_Reading text_
_ _ _ _

2022-07-07 06:09:08

by Alexander Gordeev

[permalink] [raw]
Subject: [PATCH v2 0/1] s390/crash: allow multi-segment iterators

Unlike other architectures s390 can not use copyout() and memcopy() for
accessing memory and thus using copy_to_iter() now is not possible. But
a fix is needed, since 'cp' routine as 'core_collector' for kdump service
initiates multi-segment iterator.

The reason iterate_iovec() and __iterate_and_advance() macros copied from
lib/iov_iter.c (thus introducing redundancy) is to avoid custom iterator-
treating in s390 code. I doubt these macros could be turned public (i.e
with a follow-up patch), so the intention is to do it like _copy_to_iter()
does.

Changes since v1:
- number of bytes left to copy on fail fixed;

Alexander Gordeev (1):
s390/crash: allow multi-segment iterators

arch/s390/kernel/crash_dump.c | 65 +++++++++++++++++++++++++++--------
1 file changed, 50 insertions(+), 15 deletions(-)

--
2.34.1


2022-07-07 06:19:27

by Alexander Gordeev

[permalink] [raw]
Subject: [PATCH v2 1/1] s390/crash: allow multi-segment iterators

Rework copy_oldmem_page() to allow multi-segment iterators.
Reuse existing iterate_iovec macro as is and only relevant
bits from __iterate_and_advance macro.

Fixes: 49b11524d648 ("s390/crash: add missing iterator advance in copy_oldmem_page())
Signed-off-by: Alexander Gordeev <[email protected]>
---
arch/s390/kernel/crash_dump.c | 65 +++++++++++++++++++++++++++--------
1 file changed, 50 insertions(+), 15 deletions(-)

diff --git a/arch/s390/kernel/crash_dump.c b/arch/s390/kernel/crash_dump.c
index 28124d0fa1d5..cc1586d64ce2 100644
--- a/arch/s390/kernel/crash_dump.c
+++ b/arch/s390/kernel/crash_dump.c
@@ -210,6 +210,52 @@ static int copy_oldmem_user(void __user *dst, unsigned long src, size_t count)
return 0;
}

+#define iterate_iovec(i, n, base, len, off, __p, STEP) { \
+ size_t off = 0; \
+ size_t skip = i->iov_offset; \
+ do { \
+ len = min(n, __p->iov_len - skip); \
+ if (likely(len)) { \
+ base = __p->iov_base + skip; \
+ len -= (STEP); \
+ off += len; \
+ skip += len; \
+ n -= len; \
+ if (skip < __p->iov_len) \
+ break; \
+ } \
+ __p++; \
+ skip = 0; \
+ } while (n); \
+ i->iov_offset = skip; \
+ n = off; \
+}
+
+#define __iterate_and_advance(i, n, base, len, off, I, K) { \
+ if (unlikely(i->count < n)) \
+ n = i->count; \
+ if (likely(n)) { \
+ if (likely(iter_is_iovec(i))) { \
+ const struct iovec *iov = i->iov; \
+ void __user *base; \
+ size_t len; \
+ iterate_iovec(i, n, base, len, off, \
+ iov, (I)) \
+ i->nr_segs -= iov - i->iov; \
+ i->iov = iov; \
+ } else if (iov_iter_is_kvec(i)) { \
+ const struct kvec *kvec = i->kvec; \
+ void *base; \
+ size_t len; \
+ iterate_iovec(i, n, base, len, off, \
+ kvec, (K)) \
+ i->nr_segs -= kvec - i->kvec; \
+ i->kvec = kvec; \
+ } \
+ i->count -= n; \
+ } \
+}
+
/*
* Copy one page from "oldmem"

_ _ _ _

_The input_
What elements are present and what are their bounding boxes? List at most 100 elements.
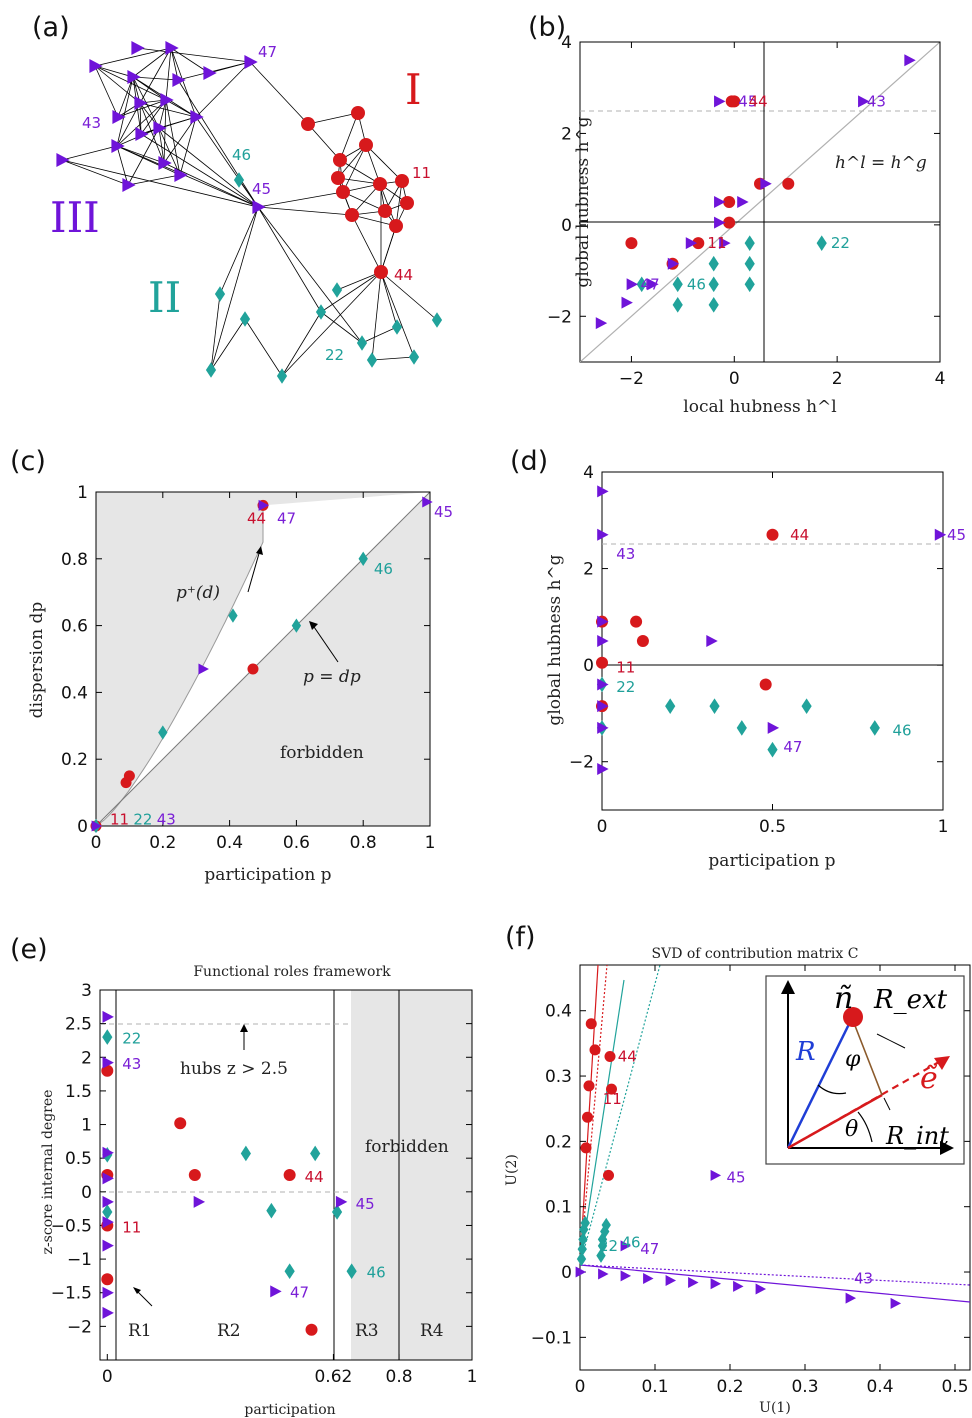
network-node-III <box>134 96 148 110</box>
data-point-I <box>723 216 736 229</box>
data-point-III <box>719 237 731 250</box>
tick-label: 0.3 <box>791 1377 818 1397</box>
network-node-III <box>122 178 136 192</box>
network-edge <box>257 191 344 208</box>
tick-label: 0 <box>729 369 740 389</box>
network-node-III <box>89 59 103 73</box>
network-edge <box>249 61 309 125</box>
network-edge <box>117 76 134 118</box>
data-point-II <box>709 698 720 714</box>
network-edge <box>210 293 221 371</box>
point-label: 44 <box>749 92 768 110</box>
community-label-I: I <box>405 65 422 114</box>
point-label: 46 <box>622 1234 641 1252</box>
point-label: 11 <box>603 1090 622 1108</box>
inset-label: θ <box>845 1117 858 1142</box>
point-label: 47 <box>783 738 802 756</box>
panel-label-a: (a) <box>32 12 70 43</box>
forbidden-region <box>351 990 472 1360</box>
data-point-III <box>685 237 698 250</box>
data-point-III <box>667 257 680 270</box>
network-edge <box>179 116 197 176</box>
vector-R <box>786 1017 854 1149</box>
pointer-arrow <box>311 623 339 663</box>
data-point-I <box>585 1018 597 1030</box>
tick-label: 4 <box>561 33 572 53</box>
tick-label: −0.5 <box>51 1216 92 1236</box>
network-edge <box>140 116 197 135</box>
tick-label: 0.2 <box>716 1377 743 1397</box>
data-point-II <box>708 255 719 272</box>
tick-label: 0 <box>597 817 608 837</box>
tick-label: 3 <box>81 981 92 1001</box>
network-edge <box>257 206 353 216</box>
tick-label: 0.5 <box>65 1149 92 1169</box>
data-point-III <box>620 1240 632 1252</box>
pointer-line <box>876 1033 906 1049</box>
tick-label: 0.1 <box>641 1377 668 1397</box>
panel-label-e: (e) <box>10 934 48 965</box>
panel-a: (a) I II III 47 43 46 45 11 44 22 <box>32 12 443 384</box>
network-edge <box>170 47 210 74</box>
network-node-II <box>205 362 217 378</box>
point-label: 47 <box>640 1240 659 1258</box>
data-point-I <box>604 1050 616 1062</box>
data-point-II <box>291 618 302 633</box>
point-label: 44 <box>247 510 266 528</box>
tick-label: 1 <box>938 817 949 837</box>
data-point-III <box>904 54 916 67</box>
network-node-II <box>431 312 443 328</box>
diagonal-annotation: p = dp <box>303 667 361 687</box>
network-node-label: 46 <box>232 146 251 164</box>
data-point-I <box>636 635 649 647</box>
data-point-I <box>606 1083 617 1095</box>
network-node-label: 43 <box>82 114 101 132</box>
tick-label: 0.3 <box>545 1067 572 1087</box>
data-point-III <box>710 1169 722 1181</box>
panel-label-b: (b) <box>528 12 566 43</box>
data-point-I <box>596 656 608 669</box>
chart-title: Functional roles framework <box>193 964 391 980</box>
data-point-III <box>270 1285 282 1298</box>
data-point-III <box>102 1216 114 1229</box>
data-point-III <box>714 95 726 108</box>
data-point-II <box>576 1251 587 1267</box>
network-edge <box>116 102 141 147</box>
point-label: 45 <box>434 503 453 521</box>
network-edge <box>165 47 172 101</box>
network-edge <box>116 145 259 208</box>
network-node-III <box>127 70 141 84</box>
inset-label: ẽ <box>920 1061 938 1096</box>
network-node-I <box>359 138 373 152</box>
tick-label: 0.2 <box>545 1132 572 1152</box>
network-edge <box>336 271 382 291</box>
theta-arc <box>857 1111 873 1143</box>
data-point-II <box>578 1232 588 1247</box>
network-node-I <box>378 204 392 218</box>
data-point-III <box>626 278 639 291</box>
data-point-III <box>597 678 609 691</box>
network-edge <box>163 116 197 164</box>
inset-label: R <box>795 1037 816 1067</box>
tick-label: 1 <box>425 833 436 853</box>
data-point-III <box>575 1266 587 1278</box>
point-label: 22 <box>599 1237 618 1255</box>
tick-label: −1 <box>67 1250 92 1270</box>
network-node-III <box>112 110 126 124</box>
network-edge <box>257 206 322 313</box>
data-point-III <box>767 721 780 734</box>
point-label: 46 <box>374 560 393 578</box>
network-edges <box>61 47 438 377</box>
data-point-II <box>636 276 647 293</box>
network-edge <box>337 144 367 179</box>
axes-frame <box>579 964 971 1371</box>
panel-label-f: (f) <box>505 922 536 953</box>
network-node-II <box>366 352 378 368</box>
network-edge <box>320 311 363 344</box>
network-edge <box>371 356 415 361</box>
arrow-head <box>940 1141 954 1155</box>
data-point-III <box>102 1286 114 1299</box>
tick-label: −1.5 <box>51 1284 92 1304</box>
point-label: 22 <box>133 810 152 828</box>
tick-label: 2 <box>81 1048 92 1068</box>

_ _ _ _

_Task requirements_
A - Turn the part of the records that opens with the line containing "network-node-III <box>134 96 148 110</box>" and closes with the line containing "network-edge <box>117 76 134 118</box>" into a numbered list, leaving out any blank lines.
B - Carry on the s390 crash-dump patch from the point where it stops.

_Answers to each task_
A -
1. network-node-III <box>134 96 148 110</box>
2. data-point-I <box>723 216 736 229</box>
3. data-point-III <box>719 237 731 250</box>
4. tick-label: 0.3 <box>791 1377 818 1397</box>
5. network-node-III <box>122 178 136 192</box>
6. network-edge <box>257 191 344 208</box>
7. tick-label: 0 <box>729 369 740 389</box>
8. network-node-III <box>89 59 103 73</box>
9. network-edge <box>249 61 309 125</box>
10. network-edge <box>117 76 134 118</box>

B -
*/
@@ -217,25 +263,14 @@ ssize_t copy_oldmem_page(struct iov_iter *iter, unsigned long pfn, size_t csize,
unsigned long offset)
{
unsigned long src;
- int rc;

if (!(iter_is_iovec(iter) || iov_iter_is_kvec(iter)))
return -EINVAL;
- /* Multi-segment iterators are not supported */
- if (iter->nr_segs > 1)
- return -EINVAL;
- if (!csize)
- return 0;
src = pfn_to_phys(pfn) + offset;
-
- /* XXX: pass the iov_iter down to a common function */
- if (iter_is_iovec(iter))
- rc = copy_oldmem_user(iter->iov->iov_base, src, csize);
- else
- rc = copy_oldmem_kernel(iter->kvec->iov_base, src, csize);
- if (rc < 0)
- return rc;
- iov_iter_advance(iter, csize);
+ __iterate_and_advance(iter, csize, base, len, off,
+ ({ copy_oldmem_user(base, src + off, len) < 0 ? len : 0; }),
+ ({ copy_oldmem_kernel(base, src + off, len) < 0 ? len : 0; })
+ )
return csize;
}

--
2.34.1

2022-07-07 12:52:19

by Al Viro

[permalink] [raw]
Subject: Re: [PATCH v2 1/1] s390/crash: allow multi-segment iterators

On Thu, Jul 07, 2022 at 08:01:15AM +0200, Alexander Gordeev wrote:
> Rework copy_oldmem_page() to allow multi-segment iterators.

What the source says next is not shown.